Document section:

++++++++++++++++++++

Item-Response Theory

Item Characteristic Curves

Good day folks, today I would like to make a digression from the usual health economics’ topic addressed on this blog and talk about something different that I have recently taken an interest in. I must apologise for digressing a lot recently but I promise I will cover the topics left back in future posts. It is just that when I would like to talk about something new that interested me I really need to do it as otherwise I will forget it. So, please bear with me when I have these moments.

Of course, we still talk about statistics (what else!) but a kind if statistics to which I have never been exposed to during my student’s years, namely the Item Response Theory (IRT) framework for the analysis of questionnaire data. From my studies I knew the classical test theory consisting of calculating scales’ scores from a given questionnaire or sub-questionnaire items (usually on defined a Likert scale) but I never found the statistics behind this framework particularly appealing. To me it mostly resolved around the use of standard parametric testing methods which do not leave much room for extension from a methodological (particularly modelling) perspective. I do not claim to be an expert in the field and there are certainly ground-breaking development in that statistics’ field too, it is simply something that I did not picture myself working on. In the past I also heard something about IRT as a more sophisticated statistical framework to handle multi-item questionnaires but I never delved into the topic becuase of eithe rlack of time or not the right timing.

Well, perhaps that moment has finally arrived as in the last few weeks I have started reading quite intensively some background theory behind IRT due to some overlap with some consultancy work I had to do for some clients for the analysis of some questionnaire data. Initially I tried to start from the beginning of IRT looking at some old manuals or reference books, such as the Handbook of Modern Item Response Theory from Linden or Fundamentals of Item Response Theory from Hambleton. However, I found these books to be written in a quite old-fashion (which can be quite challenging to read if you know little about the topic or typical methods used in the field) and mostly concerned about detailed explanation of the working behind the algorithm or methods used for estimation in different scenarios. This is certainly useful for someone who already knows what type of model they would like to fit and needs some help on how to implement them, but given my limited knowledge in the field I was quite struggling in following the theoretical motivation and justification for the adoption of such models. In addition the models introduced were quite old and their implementation problems were a result of the limited computational power existing at the time which nowadays can be considerably eased through modern techniques. Finally, none of these references had substantial introduction to IRT from a Bayesian perspective, which is the type of approach I would like to use for such analyses given its flexibility and ease of implementation when dealing with models of high complexity. This is probably due to lack of interest of the authors with such framework and even possibly its limited development from an application perspective of the Bayesian inference due to again computational issues.

++++++++++++++++++++

Dataset excerpt:

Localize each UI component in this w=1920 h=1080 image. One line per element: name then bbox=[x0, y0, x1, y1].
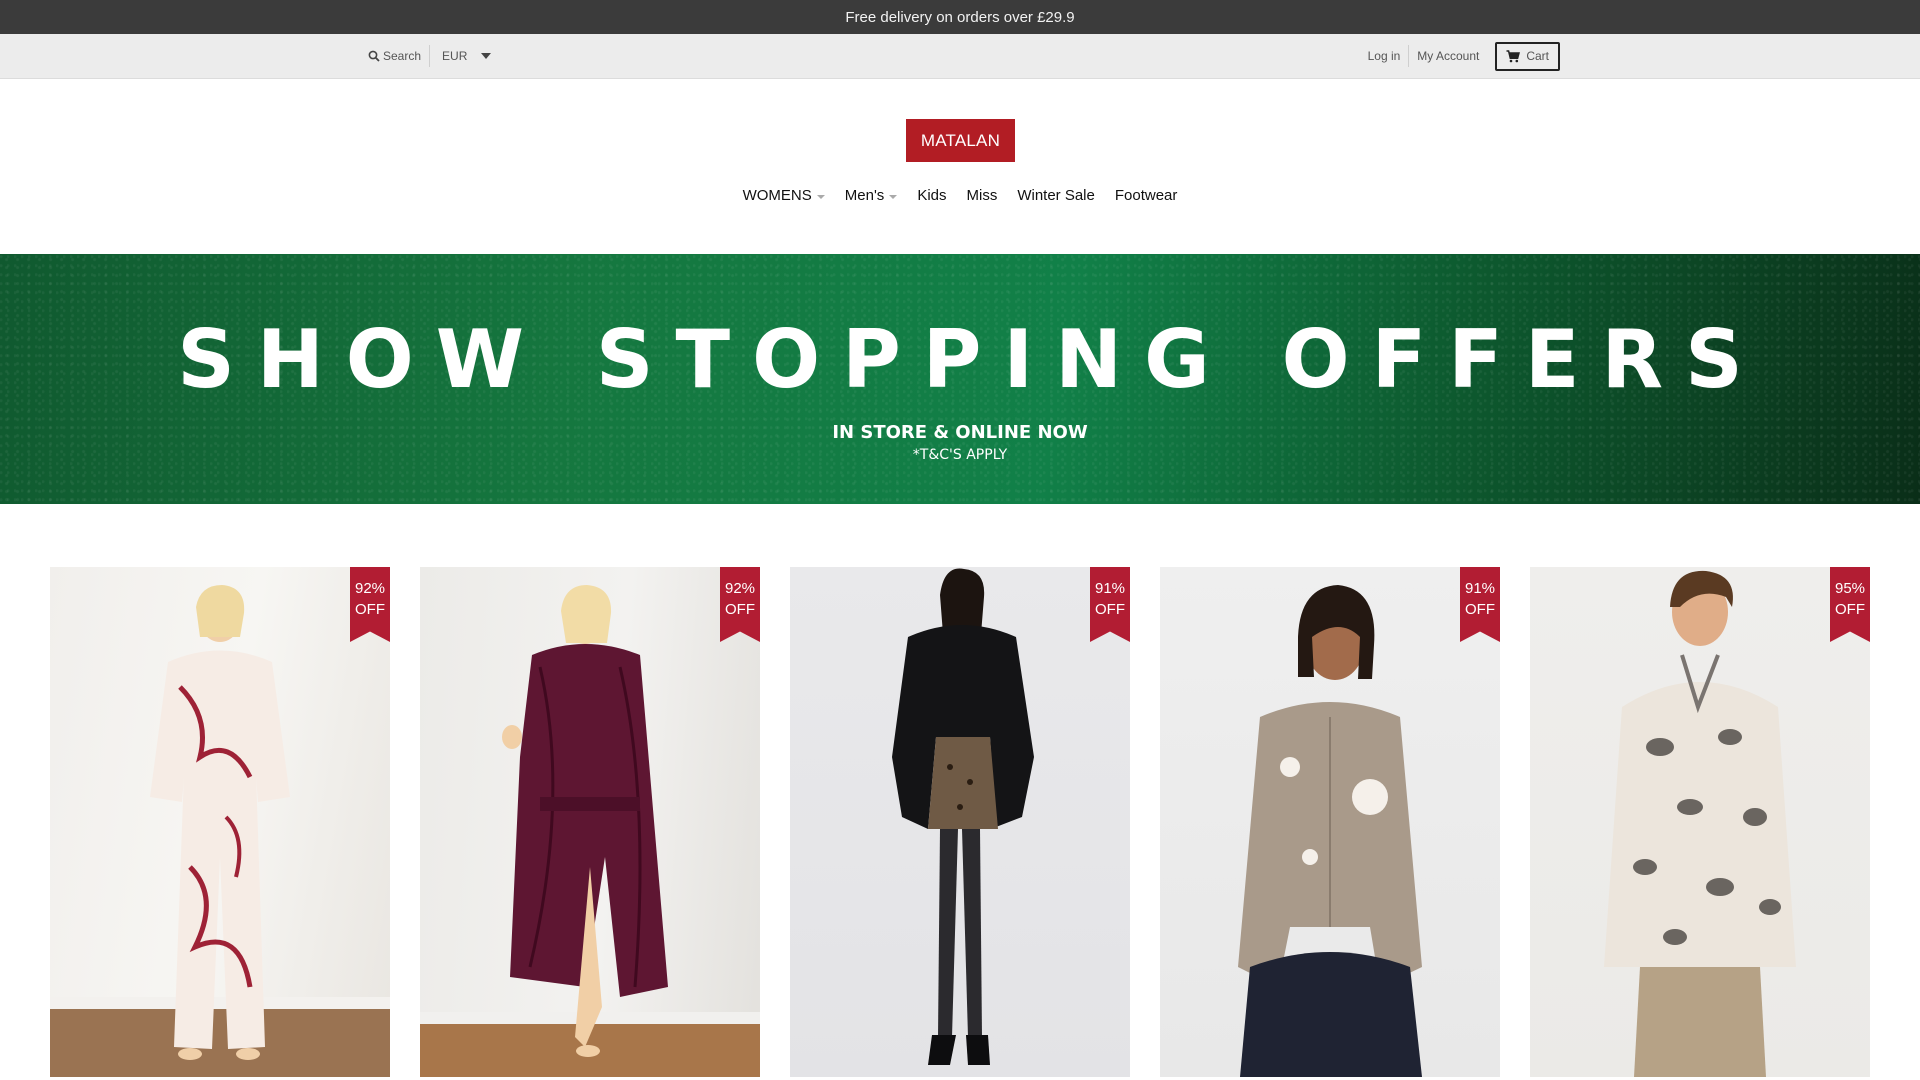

++++++++++++++++++++

Task requirements:
1) Decide whether each statement agrees with the IRT post, answering yes or no and quoting the words that settle it: (a) the author found the statistics of classical test theory particularly appealing; (b) the older reference books lacked a substantial introduction to IRT from a Bayesian perspective; (c) the author's reading on IRT overlapped with consultancy work on questionnaire data.
2) According to the IRT post, which two reference books did the author first try?
3) Retype the part of the IRT post that opens with the words containing "Good day folks, today" and closes with "have these moments.".
The listing is separate material and has nothing to do with the IRT post.

Answers by task:
1)
(a) No: "but I never found the statistics behind this framework particularly appealing"
(b) Yes: "none of these references had substantial introduction to IRT from a Bayesian perspective"
(c) Yes: "due to some overlap with some consultancy work I had to do for some clients for the analysis of some questionnaire data"

2) The Handbook of Modern Item Response Theory from Linden and Fundamentals of Item Response Theory from Hambleton.

3)
Good day folks, today I would like to make a digression from the usual health economics’ topic addressed on this blog and talk about something different that I have recently taken an interest in. I must apologise for digressing a lot recently but I promise I will cover the topics left back in future posts. It is just that when I would like to talk about something new that interested me I really need to do it as otherwise I will forget it. So, please bear with me when I have these moments.